_Task instructions_
Find the word "Москве" in the data. Return every line where it appears.

_Given entries_
►

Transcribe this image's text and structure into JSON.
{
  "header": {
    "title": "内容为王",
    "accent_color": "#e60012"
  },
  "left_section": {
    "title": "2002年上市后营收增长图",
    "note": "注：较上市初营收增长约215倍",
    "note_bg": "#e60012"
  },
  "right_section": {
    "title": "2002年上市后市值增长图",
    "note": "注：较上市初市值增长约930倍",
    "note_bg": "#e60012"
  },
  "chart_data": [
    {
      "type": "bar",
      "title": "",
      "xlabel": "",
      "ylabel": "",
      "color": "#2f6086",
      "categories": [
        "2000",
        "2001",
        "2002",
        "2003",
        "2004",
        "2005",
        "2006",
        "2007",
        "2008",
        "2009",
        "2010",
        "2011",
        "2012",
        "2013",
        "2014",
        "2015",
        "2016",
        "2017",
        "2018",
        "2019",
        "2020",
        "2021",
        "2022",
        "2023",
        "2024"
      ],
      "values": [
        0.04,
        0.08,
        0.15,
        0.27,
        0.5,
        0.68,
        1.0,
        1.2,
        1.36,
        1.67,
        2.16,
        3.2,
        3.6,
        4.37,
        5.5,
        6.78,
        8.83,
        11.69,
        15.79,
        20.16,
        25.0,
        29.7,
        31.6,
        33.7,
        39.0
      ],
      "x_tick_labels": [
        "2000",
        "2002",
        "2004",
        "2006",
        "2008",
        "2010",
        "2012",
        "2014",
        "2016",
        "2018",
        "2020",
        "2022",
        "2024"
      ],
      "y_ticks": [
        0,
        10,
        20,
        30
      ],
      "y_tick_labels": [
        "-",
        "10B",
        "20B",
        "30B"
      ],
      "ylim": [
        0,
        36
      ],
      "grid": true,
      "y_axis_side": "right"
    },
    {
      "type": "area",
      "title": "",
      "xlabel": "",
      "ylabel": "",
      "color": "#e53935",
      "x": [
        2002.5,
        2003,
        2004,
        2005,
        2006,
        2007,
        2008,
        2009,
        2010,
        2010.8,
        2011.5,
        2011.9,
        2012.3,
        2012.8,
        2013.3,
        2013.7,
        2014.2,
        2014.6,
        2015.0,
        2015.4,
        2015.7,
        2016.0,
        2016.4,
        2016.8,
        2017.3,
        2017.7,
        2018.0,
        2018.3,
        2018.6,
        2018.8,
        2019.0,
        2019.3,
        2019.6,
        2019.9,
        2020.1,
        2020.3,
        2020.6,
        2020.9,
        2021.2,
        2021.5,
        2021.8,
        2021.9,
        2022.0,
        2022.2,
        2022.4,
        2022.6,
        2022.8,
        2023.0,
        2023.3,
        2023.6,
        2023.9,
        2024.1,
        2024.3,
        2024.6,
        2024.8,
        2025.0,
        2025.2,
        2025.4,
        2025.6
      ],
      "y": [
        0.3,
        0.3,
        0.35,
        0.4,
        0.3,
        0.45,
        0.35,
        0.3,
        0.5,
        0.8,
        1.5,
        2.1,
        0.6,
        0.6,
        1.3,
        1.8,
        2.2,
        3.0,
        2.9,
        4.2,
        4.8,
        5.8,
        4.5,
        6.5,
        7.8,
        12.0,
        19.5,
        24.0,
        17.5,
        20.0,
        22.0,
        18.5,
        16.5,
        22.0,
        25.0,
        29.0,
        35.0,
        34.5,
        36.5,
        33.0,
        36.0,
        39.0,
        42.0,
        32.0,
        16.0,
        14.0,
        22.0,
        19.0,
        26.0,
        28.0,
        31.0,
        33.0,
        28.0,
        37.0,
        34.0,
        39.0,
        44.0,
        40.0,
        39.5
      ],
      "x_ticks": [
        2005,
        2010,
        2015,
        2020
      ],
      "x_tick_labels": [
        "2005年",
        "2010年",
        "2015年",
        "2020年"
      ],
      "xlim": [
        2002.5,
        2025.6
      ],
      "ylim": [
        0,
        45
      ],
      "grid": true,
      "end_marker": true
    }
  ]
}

◄
►

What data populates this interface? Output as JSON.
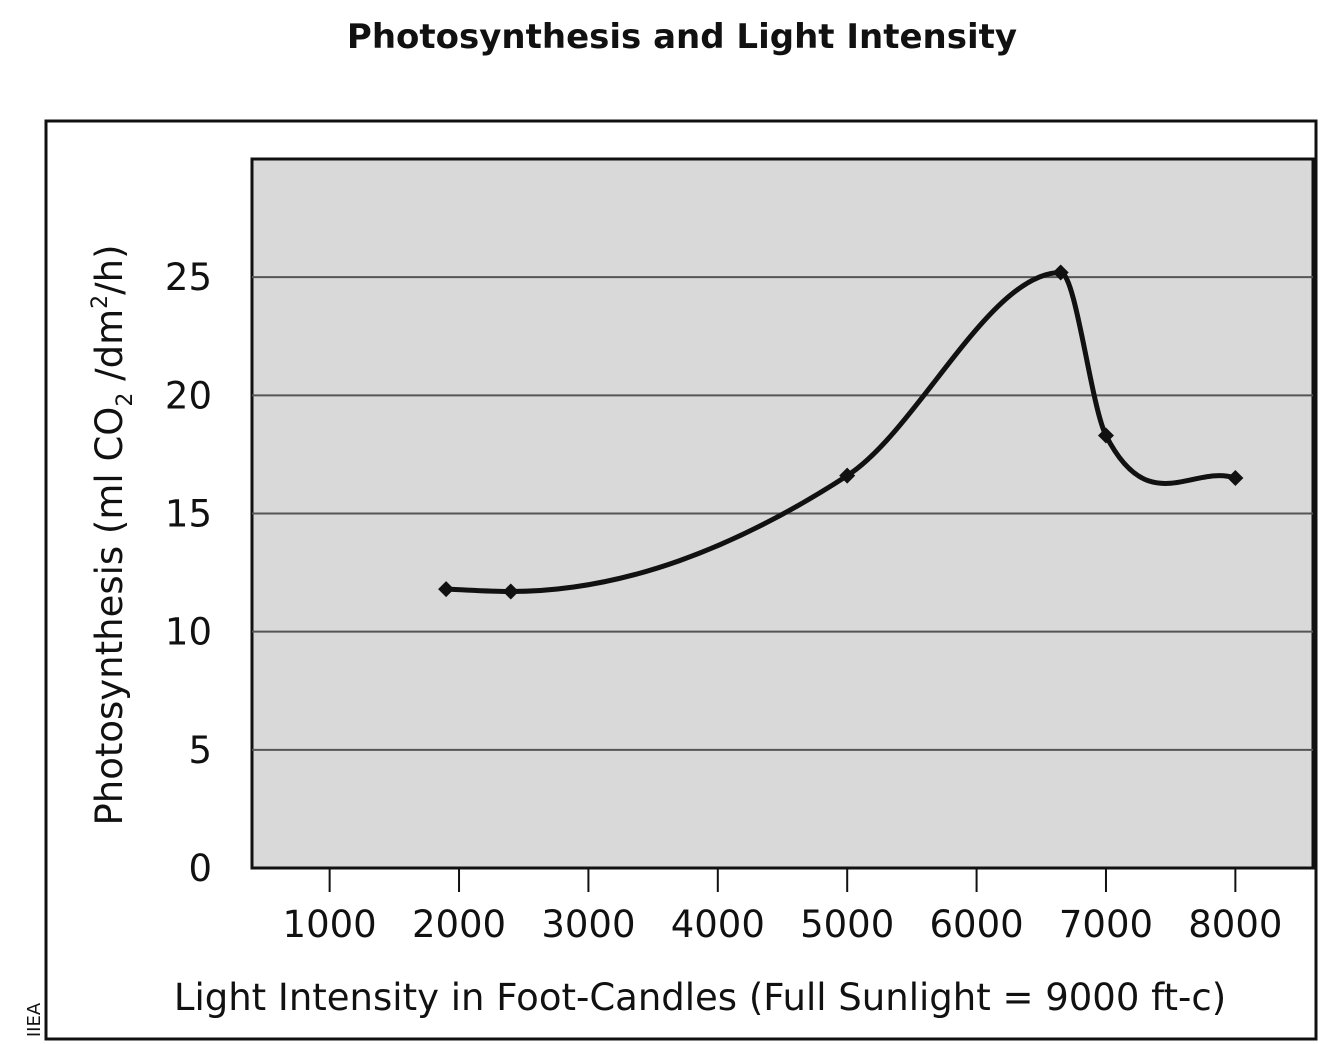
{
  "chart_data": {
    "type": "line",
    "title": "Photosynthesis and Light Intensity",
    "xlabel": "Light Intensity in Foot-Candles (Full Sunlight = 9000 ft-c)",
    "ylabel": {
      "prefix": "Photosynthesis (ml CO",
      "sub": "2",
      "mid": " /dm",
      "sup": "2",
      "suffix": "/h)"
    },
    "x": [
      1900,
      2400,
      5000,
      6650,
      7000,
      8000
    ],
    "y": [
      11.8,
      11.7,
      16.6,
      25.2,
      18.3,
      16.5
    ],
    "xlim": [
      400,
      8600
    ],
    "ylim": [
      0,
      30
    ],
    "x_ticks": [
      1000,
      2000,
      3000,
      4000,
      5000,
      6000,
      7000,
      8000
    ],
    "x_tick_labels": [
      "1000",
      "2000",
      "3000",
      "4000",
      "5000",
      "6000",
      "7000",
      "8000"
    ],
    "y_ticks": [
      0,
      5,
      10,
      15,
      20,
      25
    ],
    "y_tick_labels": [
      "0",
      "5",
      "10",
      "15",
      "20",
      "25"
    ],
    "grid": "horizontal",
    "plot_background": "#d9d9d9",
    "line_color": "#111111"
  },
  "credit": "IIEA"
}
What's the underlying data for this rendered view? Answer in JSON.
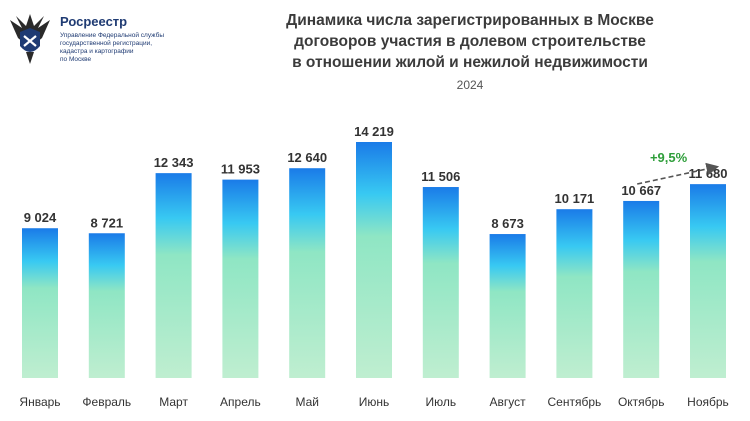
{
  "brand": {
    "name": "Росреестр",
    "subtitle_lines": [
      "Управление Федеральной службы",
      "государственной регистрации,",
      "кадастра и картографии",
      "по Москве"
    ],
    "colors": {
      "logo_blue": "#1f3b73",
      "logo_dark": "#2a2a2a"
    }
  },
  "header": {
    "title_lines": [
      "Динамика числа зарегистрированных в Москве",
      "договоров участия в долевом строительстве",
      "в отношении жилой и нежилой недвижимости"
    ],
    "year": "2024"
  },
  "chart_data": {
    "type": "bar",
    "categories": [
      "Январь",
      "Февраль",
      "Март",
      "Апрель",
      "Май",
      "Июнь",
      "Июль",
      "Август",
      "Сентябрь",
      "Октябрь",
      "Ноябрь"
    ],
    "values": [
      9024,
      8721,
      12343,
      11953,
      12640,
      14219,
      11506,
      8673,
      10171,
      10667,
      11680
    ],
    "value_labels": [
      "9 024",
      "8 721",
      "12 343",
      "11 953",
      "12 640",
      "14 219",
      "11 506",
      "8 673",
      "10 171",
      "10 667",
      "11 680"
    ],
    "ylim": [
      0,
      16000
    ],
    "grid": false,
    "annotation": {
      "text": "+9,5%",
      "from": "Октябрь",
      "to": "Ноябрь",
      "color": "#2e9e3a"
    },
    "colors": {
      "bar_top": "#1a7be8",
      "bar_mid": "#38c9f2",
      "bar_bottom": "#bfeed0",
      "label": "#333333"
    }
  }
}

◄

_Answer to the task_
      "по Москве"
      "Динамика числа зарегистрированных в Москве",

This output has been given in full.